What you should do →
Set the listing down exactly; no pictures.

_ _ _ _ _ _ _

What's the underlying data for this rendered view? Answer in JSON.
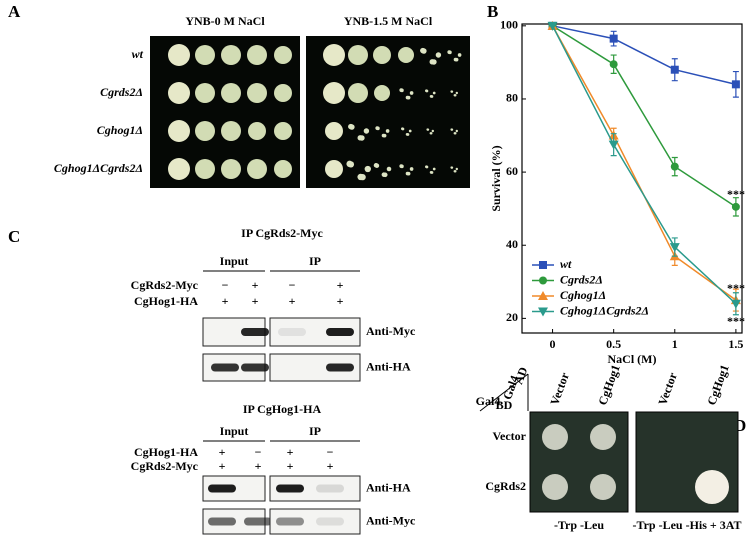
{
  "panel_a": {
    "label": "A",
    "headers": [
      "YNB-0 M NaCl",
      "YNB-1.5 M NaCl"
    ],
    "strains": [
      "wt",
      "Cgrds2Δ",
      "Cghog1Δ",
      "Cghog1ΔCgrds2Δ"
    ]
  },
  "chart_data": {
    "type": "line",
    "panel_label": "B",
    "x": [
      0,
      0.5,
      1,
      1.5
    ],
    "xlim": [
      -0.25,
      1.55
    ],
    "xticks": [
      0,
      0.5,
      1,
      1.5
    ],
    "ylim": [
      16,
      100.5
    ],
    "yticks": [
      20,
      40,
      60,
      80,
      100
    ],
    "xlabel": "NaCl (M)",
    "ylabel": "Survival (%)",
    "legend": "lower-left",
    "annotations": [
      "***",
      "***",
      "***"
    ],
    "series": [
      {
        "name": "wt",
        "color": "#2b50b8",
        "marker": "square",
        "values": [
          100,
          96.5,
          88,
          84
        ],
        "errors": [
          0,
          2,
          3,
          3.5
        ]
      },
      {
        "name": "Cgrds2Δ",
        "color": "#2e9a3c",
        "marker": "circle",
        "values": [
          100,
          89.5,
          61.5,
          50.5
        ],
        "errors": [
          0,
          2.5,
          2.5,
          2.5
        ]
      },
      {
        "name": "Cghog1Δ",
        "color": "#f08a2a",
        "marker": "triangle-up",
        "values": [
          100,
          70,
          37,
          25
        ],
        "errors": [
          0,
          2,
          2.5,
          3
        ]
      },
      {
        "name": "Cghog1ΔCgrds2Δ",
        "color": "#2a9a8c",
        "marker": "triangle-down",
        "values": [
          100,
          67.5,
          39.5,
          24
        ],
        "errors": [
          0,
          3,
          2.5,
          3
        ]
      }
    ]
  },
  "panel_c": {
    "label": "C",
    "blots": [
      {
        "title": "IP CgRds2-Myc",
        "groups": [
          "Input",
          "IP"
        ],
        "rows": [
          {
            "label": "CgRds2-Myc",
            "signs": [
              "−",
              "+",
              "−",
              "+"
            ]
          },
          {
            "label": "CgHog1-HA",
            "signs": [
              "+",
              "+",
              "+",
              "+"
            ]
          }
        ],
        "antibodies": [
          "Anti-Myc",
          "Anti-HA"
        ]
      },
      {
        "title": "IP CgHog1-HA",
        "groups": [
          "Input",
          "IP"
        ],
        "rows": [
          {
            "label": "CgHog1-HA",
            "signs": [
              "+",
              "−",
              "+",
              "−"
            ]
          },
          {
            "label": "CgRds2-Myc",
            "signs": [
              "+",
              "+",
              "+",
              "+"
            ]
          }
        ],
        "antibodies": [
          "Anti-HA",
          "Anti-Myc"
        ]
      }
    ]
  },
  "panel_d": {
    "label": "D",
    "corner": {
      "column": "Gal4",
      "column_sub": "AD",
      "row": "Gal4",
      "row_sub": "BD"
    },
    "columns": [
      "Vector",
      "CgHog1",
      "Vector",
      "CgHog1"
    ],
    "rows": [
      "Vector",
      "CgRds2"
    ],
    "media": [
      "-Trp -Leu",
      "-Trp -Leu -His + 3AT"
    ]
  }
}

_ _ _ _ _ _ _

Response to this exercise →
What's the underlying data for this rendered view? Answer in JSON.
{
  "panel_a": {
    "label": "A",
    "headers": [
      "YNB-0 M NaCl",
      "YNB-1.5 M NaCl"
    ],
    "strains": [
      "wt",
      "Cgrds2Δ",
      "Cghog1Δ",
      "Cghog1ΔCgrds2Δ"
    ]
  },
  "chart_data": {
    "type": "line",
    "panel_label": "B",
    "x": [
      0,
      0.5,
      1,
      1.5
    ],
    "xlim": [
      -0.25,
      1.55
    ],
    "xticks": [
      0,
      0.5,
      1,
      1.5
    ],
    "ylim": [
      16,
      100.5
    ],
    "yticks": [
      20,
      40,
      60,
      80,
      100
    ],
    "xlabel": "NaCl (M)",
    "ylabel": "Survival (%)",
    "legend": "lower-left",
    "annotations": [
      "***",
      "***",
      "***"
    ],
    "series": [
      {
        "name": "wt",
        "color": "#2b50b8",
        "marker": "square",
        "values": [
          100,
          96.5,
          88,
          84
        ],
        "errors": [
          0,
          2,
          3,
          3.5
        ]
      },
      {
        "name": "Cgrds2Δ",
        "color": "#2e9a3c",
        "marker": "circle",
        "values": [
          100,
          89.5,
          61.5,
          50.5
        ],
        "errors": [
          0,
          2.5,
          2.5,
          2.5
        ]
      },
      {
        "name": "Cghog1Δ",
        "color": "#f08a2a",
        "marker": "triangle-up",
        "values": [
          100,
          70,
          37,
          25
        ],
        "errors": [
          0,
          2,
          2.5,
          3
        ]
      },
      {
        "name": "Cghog1ΔCgrds2Δ",
        "color": "#2a9a8c",
        "marker": "triangle-down",
        "values": [
          100,
          67.5,
          39.5,
          24
        ],
        "errors": [
          0,
          3,
          2.5,
          3
        ]
      }
    ]
  },
  "panel_c": {
    "label": "C",
    "blots": [
      {
        "title": "IP CgRds2-Myc",
        "groups": [
          "Input",
          "IP"
        ],
        "rows": [
          {
            "label": "CgRds2-Myc",
            "signs": [
              "−",
              "+",
              "−",
              "+"
            ]
          },
          {
            "label": "CgHog1-HA",
            "signs": [
              "+",
              "+",
              "+",
              "+"
            ]
          }
        ],
        "antibodies": [
          "Anti-Myc",
          "Anti-HA"
        ]
      },
      {
        "title": "IP CgHog1-HA",
        "groups": [
          "Input",
          "IP"
        ],
        "rows": [
          {
            "label": "CgHog1-HA",
            "signs": [
              "+",
              "−",
              "+",
              "−"
            ]
          },
          {
            "label": "CgRds2-Myc",
            "signs": [
              "+",
              "+",
              "+",
              "+"
            ]
          }
        ],
        "antibodies": [
          "Anti-HA",
          "Anti-Myc"
        ]
      }
    ]
  },
  "panel_d": {
    "label": "D",
    "corner": {
      "column": "Gal4",
      "column_sub": "AD",
      "row": "Gal4",
      "row_sub": "BD"
    },
    "columns": [
      "Vector",
      "CgHog1",
      "Vector",
      "CgHog1"
    ],
    "rows": [
      "Vector",
      "CgRds2"
    ],
    "media": [
      "-Trp -Leu",
      "-Trp -Leu -His + 3AT"
    ]
  }
}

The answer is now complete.